→ **PROBLEM**
Among the entries, which lines carry the string "this"? Copy each of them.

→ **RECORD SET**

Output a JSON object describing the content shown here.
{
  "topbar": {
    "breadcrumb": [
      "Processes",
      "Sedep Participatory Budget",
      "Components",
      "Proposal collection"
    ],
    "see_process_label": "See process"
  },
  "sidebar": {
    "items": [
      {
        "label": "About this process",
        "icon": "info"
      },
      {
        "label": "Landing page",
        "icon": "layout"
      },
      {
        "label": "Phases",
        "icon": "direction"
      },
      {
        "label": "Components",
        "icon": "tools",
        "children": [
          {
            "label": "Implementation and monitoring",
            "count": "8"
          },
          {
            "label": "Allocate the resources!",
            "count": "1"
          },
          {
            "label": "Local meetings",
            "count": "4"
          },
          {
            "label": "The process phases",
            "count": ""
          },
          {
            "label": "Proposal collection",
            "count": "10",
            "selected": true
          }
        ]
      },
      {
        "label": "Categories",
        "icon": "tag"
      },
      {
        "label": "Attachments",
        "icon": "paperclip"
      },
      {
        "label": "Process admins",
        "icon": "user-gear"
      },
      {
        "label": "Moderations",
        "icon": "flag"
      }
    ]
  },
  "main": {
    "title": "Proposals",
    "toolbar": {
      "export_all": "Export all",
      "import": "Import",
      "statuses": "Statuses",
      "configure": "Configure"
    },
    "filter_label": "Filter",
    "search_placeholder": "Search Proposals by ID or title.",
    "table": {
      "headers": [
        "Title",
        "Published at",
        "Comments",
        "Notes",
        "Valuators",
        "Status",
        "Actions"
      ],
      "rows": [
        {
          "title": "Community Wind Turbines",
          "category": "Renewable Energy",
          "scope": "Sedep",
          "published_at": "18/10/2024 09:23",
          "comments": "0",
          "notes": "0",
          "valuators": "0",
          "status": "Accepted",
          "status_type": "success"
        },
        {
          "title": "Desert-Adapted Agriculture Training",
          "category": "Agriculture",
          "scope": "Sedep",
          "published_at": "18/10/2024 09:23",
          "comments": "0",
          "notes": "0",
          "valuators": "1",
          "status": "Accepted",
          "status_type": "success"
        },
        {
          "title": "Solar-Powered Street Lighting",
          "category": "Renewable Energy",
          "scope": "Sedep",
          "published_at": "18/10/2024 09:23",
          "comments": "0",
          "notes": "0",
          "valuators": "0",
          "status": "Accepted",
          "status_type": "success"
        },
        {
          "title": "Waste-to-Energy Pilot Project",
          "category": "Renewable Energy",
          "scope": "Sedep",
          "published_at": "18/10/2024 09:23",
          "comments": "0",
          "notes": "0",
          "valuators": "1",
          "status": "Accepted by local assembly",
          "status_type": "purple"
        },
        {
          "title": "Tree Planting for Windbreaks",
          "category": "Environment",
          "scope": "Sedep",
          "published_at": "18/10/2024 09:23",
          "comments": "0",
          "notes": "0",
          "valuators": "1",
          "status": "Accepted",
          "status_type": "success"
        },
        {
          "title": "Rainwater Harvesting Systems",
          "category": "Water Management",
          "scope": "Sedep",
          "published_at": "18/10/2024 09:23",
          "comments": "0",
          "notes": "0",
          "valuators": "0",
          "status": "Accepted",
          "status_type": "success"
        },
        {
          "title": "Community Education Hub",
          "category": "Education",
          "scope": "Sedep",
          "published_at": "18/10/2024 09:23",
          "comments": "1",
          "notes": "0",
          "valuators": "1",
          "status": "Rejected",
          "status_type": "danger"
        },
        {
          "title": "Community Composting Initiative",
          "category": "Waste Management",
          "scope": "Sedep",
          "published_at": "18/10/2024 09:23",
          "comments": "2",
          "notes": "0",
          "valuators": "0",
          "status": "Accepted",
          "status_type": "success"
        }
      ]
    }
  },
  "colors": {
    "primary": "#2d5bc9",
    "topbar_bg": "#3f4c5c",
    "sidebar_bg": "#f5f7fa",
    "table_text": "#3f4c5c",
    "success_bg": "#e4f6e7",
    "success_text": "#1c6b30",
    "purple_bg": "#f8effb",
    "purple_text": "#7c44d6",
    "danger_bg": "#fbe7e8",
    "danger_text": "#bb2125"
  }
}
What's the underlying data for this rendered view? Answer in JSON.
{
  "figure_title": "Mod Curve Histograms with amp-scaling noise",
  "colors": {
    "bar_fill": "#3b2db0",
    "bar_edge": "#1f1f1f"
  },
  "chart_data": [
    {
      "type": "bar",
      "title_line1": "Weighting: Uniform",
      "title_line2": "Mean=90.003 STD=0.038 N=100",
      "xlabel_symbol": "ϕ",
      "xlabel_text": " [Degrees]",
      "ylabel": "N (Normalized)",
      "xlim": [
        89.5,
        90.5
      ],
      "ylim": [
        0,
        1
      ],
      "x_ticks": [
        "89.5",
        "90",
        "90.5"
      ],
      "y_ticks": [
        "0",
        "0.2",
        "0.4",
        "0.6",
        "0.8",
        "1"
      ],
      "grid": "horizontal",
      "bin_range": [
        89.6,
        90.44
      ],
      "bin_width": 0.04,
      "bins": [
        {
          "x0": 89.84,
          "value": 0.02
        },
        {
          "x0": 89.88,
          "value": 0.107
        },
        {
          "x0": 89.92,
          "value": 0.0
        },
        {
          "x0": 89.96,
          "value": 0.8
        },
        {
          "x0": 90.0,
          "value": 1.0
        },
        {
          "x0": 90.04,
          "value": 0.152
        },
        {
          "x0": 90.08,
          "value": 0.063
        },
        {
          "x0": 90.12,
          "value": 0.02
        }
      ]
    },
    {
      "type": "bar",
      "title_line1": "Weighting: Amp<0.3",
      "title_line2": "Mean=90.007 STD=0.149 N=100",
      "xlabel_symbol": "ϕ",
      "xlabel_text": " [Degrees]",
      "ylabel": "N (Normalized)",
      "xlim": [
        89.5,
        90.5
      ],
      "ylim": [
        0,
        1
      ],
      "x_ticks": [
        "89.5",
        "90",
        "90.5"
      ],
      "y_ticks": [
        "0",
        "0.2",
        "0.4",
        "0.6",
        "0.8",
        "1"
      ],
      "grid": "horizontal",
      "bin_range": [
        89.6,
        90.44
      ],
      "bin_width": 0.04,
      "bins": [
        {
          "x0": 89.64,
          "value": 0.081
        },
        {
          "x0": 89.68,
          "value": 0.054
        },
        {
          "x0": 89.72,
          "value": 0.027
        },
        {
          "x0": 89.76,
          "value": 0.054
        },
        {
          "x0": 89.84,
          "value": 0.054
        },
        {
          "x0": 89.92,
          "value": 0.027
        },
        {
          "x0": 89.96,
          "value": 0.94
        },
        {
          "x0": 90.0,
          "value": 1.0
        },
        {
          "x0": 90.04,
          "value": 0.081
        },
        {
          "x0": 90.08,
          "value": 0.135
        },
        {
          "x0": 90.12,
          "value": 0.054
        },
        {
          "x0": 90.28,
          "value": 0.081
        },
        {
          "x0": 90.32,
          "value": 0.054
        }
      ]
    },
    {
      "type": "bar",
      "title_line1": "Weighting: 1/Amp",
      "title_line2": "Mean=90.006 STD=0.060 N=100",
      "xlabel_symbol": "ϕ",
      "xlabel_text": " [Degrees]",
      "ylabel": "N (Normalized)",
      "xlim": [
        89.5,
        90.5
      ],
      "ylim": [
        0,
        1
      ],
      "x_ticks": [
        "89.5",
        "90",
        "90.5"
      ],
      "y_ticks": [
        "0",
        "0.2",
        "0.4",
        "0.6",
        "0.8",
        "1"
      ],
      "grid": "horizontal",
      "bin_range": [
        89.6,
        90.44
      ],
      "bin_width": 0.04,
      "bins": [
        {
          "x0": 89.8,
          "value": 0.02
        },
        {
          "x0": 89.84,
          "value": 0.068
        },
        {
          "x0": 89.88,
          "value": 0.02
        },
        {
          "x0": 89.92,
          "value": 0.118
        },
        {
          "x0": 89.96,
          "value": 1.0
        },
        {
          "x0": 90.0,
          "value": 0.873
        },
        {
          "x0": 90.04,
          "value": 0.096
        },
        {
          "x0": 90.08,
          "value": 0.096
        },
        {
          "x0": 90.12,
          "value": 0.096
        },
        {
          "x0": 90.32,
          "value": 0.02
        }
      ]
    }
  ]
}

→ **EXERCISE SOLUTION**
        "label": "About this process",
What's the underlying data for this rendered view? Answer in JSON.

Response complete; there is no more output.